GIVEN INSTRUCTION:
Write out all of the data exactly as it appears.

***** DATA PROVIDED

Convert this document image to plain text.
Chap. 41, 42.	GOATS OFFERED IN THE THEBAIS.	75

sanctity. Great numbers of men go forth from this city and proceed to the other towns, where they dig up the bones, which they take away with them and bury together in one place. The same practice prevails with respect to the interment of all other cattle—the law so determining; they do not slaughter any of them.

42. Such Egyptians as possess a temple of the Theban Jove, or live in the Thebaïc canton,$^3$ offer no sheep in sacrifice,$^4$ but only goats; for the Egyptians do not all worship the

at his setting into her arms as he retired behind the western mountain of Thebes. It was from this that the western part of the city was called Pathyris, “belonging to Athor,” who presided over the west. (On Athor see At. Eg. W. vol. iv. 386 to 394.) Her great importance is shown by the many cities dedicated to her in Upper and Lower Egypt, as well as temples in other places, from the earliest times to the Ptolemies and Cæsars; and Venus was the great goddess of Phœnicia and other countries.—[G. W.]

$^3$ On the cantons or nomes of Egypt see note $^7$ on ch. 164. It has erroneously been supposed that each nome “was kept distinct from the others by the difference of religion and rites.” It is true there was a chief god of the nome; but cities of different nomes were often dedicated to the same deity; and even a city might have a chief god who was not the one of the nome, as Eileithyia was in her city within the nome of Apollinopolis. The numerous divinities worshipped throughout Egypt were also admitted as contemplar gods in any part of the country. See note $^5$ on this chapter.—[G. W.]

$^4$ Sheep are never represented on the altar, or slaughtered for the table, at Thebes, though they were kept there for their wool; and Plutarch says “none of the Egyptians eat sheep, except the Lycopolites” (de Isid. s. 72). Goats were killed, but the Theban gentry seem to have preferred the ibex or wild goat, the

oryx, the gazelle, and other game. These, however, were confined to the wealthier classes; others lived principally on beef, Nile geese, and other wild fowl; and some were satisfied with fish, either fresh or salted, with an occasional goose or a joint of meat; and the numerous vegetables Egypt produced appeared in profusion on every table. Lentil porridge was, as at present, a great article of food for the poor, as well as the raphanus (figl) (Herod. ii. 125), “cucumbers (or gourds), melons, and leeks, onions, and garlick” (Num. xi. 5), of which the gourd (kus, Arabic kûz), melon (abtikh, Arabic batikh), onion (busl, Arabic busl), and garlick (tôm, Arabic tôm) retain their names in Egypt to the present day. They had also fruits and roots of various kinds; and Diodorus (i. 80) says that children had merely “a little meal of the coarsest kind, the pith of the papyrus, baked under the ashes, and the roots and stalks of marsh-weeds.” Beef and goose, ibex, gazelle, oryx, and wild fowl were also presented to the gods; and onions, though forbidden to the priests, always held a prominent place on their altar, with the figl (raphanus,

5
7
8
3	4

**********

SOLUTION FOR THIS PROBLEM:
Convert this document image to plain text.
Chap. 41, 42.	GOATS OFFERED IN THE THEBAIS.	75

sanctity. Great numbers of men go forth from this city and proceed to the other towns, where they dig up the bones, which they take away with them and bury together in one place. The same practice prevails with respect to the interment of all other cattle—the law so determining; they do not slaughter any of them.

42. Such Egyptians as possess a temple of the Theban Jove, or live in the Thebaïc canton,$^3$ offer no sheep in sacrifice,$^4$ but only goats; for the Egyptians do not all worship the

at his setting into her arms as he retired behind the western mountain of Thebes. It was from this that the western part of the city was called Pathyris, “belonging to Athor,” who presided over the west. (On Athor see At. Eg. W. vol. iv. 386 to 394.) Her great importance is shown by the many cities dedicated to her in Upper and Lower Egypt, as well as temples in other places, from the earliest times to the Ptolemies and Cæsars; and Venus was the great goddess of Phœnicia and other countries.—[G. W.]

$^3$ On the cantons or nomes of Egypt see note $^7$ on ch. 164. It has erroneously been supposed that each nome “was kept distinct from the others by the difference of religion and rites.” It is true there was a chief god of the nome; but cities of different nomes were often dedicated to the same deity; and even a city might have a chief god who was not the one of the nome, as Eileithyia was in her city within the nome of Apollinopolis. The numerous divinities worshipped throughout Egypt were also admitted as contemplar gods in any part of the country. See note $^5$ on this chapter.—[G. W.]

$^4$ Sheep are never represented on the altar, or slaughtered for the table, at Thebes, though they were kept there for their wool; and Plutarch says “none of the Egyptians eat sheep, except the Lycopolites” (de Isid. s. 72). Goats were killed, but the Theban gentry seem to have preferred the ibex or wild goat, the

oryx, the gazelle, and other game. These, however, were confined to the wealthier classes; others lived principally on beef, Nile geese, and other wild fowl; and some were satisfied with fish, either fresh or salted, with an occasional goose or a joint of meat; and the numerous vegetables Egypt produced appeared in profusion on every table. Lentil porridge was, as at present, a great article of food for the poor, as well as the raphanus (figl) (Herod. ii. 125), “cucumbers (or gourds), melons, and leeks, onions, and garlick” (Num. xi. 5), of which the gourd (kus, Arabic kûz), melon (abtikh, Arabic batikh), onion (busl, Arabic busl), and garlick (tôm, Arabic tôm) retain their names in Egypt to the present day. They had also fruits and roots of various kinds; and Diodorus (i. 80) says that children had merely “a little meal of the coarsest kind, the pith of the papyrus, baked under the ashes, and the roots and stalks of marsh-weeds.” Beef and goose, ibex, gazelle, oryx, and wild fowl were also presented to the gods; and onions, though forbidden to the priests, always held a prominent place on their altar, with the figl (raphanus,

5
7
8
3	4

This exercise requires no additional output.